# To do
Extract the lines that carry the string "text" from the listing.

# Given records
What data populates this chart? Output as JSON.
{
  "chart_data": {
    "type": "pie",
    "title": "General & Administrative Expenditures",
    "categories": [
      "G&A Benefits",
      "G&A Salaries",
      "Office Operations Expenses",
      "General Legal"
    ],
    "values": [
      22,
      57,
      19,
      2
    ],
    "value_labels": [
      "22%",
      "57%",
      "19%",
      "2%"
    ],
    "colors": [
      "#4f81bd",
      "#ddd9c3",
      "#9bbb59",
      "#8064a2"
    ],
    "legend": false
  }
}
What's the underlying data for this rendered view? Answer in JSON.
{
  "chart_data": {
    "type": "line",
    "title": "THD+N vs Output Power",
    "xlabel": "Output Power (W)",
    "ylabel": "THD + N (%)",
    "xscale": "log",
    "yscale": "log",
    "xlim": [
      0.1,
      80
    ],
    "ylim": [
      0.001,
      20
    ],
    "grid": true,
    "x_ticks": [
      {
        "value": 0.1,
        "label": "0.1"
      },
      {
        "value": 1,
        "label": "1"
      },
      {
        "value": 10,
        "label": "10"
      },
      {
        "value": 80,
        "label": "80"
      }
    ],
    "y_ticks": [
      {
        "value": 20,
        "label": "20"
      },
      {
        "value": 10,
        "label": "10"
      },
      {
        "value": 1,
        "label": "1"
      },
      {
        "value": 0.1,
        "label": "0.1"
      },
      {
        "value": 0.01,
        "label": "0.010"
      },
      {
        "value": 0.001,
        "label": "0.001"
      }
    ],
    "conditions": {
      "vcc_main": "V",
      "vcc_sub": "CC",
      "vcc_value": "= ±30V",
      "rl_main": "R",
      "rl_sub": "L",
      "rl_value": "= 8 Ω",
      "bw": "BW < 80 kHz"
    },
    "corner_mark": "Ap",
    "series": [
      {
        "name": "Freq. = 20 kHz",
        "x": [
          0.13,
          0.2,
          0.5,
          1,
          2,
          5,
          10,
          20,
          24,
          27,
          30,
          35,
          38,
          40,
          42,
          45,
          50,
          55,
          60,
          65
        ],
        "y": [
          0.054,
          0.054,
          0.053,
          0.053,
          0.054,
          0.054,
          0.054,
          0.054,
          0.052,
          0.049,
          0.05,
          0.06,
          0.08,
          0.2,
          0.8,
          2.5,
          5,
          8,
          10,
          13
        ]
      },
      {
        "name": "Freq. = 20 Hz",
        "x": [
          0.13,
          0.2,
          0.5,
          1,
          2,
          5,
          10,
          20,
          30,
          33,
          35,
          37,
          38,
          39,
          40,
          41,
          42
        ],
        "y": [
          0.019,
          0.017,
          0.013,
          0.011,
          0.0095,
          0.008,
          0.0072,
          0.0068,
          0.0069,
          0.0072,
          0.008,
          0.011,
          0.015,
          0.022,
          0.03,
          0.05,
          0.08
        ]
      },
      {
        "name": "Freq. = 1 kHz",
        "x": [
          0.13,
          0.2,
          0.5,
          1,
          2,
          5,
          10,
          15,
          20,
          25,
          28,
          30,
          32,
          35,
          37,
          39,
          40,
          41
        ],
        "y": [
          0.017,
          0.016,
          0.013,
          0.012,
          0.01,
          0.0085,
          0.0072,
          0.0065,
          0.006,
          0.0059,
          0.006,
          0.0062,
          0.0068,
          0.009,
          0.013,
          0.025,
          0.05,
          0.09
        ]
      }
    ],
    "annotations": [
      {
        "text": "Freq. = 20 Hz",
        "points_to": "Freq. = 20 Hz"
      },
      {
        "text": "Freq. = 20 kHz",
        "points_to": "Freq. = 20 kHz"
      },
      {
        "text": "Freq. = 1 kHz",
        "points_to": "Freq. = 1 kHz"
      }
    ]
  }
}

# Worked solution
        "text": "Freq. = 20 Hz",
        "text": "Freq. = 20 kHz",
        "text": "Freq. = 1 kHz",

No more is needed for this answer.